OBJECTIVE
Identify the lines that contain the string "JSON", then copy each of them.

Saved entries:
+--
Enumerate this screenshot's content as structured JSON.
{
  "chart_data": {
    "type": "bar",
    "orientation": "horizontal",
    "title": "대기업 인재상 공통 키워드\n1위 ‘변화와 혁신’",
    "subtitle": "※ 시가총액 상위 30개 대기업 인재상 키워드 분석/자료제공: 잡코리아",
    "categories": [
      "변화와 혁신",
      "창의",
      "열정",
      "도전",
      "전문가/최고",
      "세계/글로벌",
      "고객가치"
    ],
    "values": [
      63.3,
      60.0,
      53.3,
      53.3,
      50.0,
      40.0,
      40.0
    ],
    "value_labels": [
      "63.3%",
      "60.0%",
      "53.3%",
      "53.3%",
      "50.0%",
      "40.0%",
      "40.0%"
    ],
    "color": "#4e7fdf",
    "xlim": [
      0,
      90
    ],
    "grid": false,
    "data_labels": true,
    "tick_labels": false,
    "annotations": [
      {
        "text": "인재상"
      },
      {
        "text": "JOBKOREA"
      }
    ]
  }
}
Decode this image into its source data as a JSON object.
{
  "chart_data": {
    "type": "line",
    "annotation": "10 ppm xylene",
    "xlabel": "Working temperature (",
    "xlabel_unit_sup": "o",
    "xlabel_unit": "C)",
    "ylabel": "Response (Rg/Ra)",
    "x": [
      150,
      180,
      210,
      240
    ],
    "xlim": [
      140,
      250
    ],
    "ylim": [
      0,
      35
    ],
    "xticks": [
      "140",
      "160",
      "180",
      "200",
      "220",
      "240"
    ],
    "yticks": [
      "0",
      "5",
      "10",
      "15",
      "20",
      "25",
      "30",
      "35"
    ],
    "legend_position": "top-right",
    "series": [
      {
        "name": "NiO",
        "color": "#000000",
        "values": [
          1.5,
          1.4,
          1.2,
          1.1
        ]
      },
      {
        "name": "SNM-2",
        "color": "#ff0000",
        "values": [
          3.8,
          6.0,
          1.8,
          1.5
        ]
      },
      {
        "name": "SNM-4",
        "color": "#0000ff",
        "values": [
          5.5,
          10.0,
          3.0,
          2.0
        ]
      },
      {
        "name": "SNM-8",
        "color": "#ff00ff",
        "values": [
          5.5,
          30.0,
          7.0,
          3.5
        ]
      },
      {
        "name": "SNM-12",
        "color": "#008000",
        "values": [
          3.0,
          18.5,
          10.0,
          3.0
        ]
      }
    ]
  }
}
+--
SOLUTION FOR THIS EXERCISE
Enumerate this screenshot's content as structured JSON.
Decode this image into its source data as a JSON object.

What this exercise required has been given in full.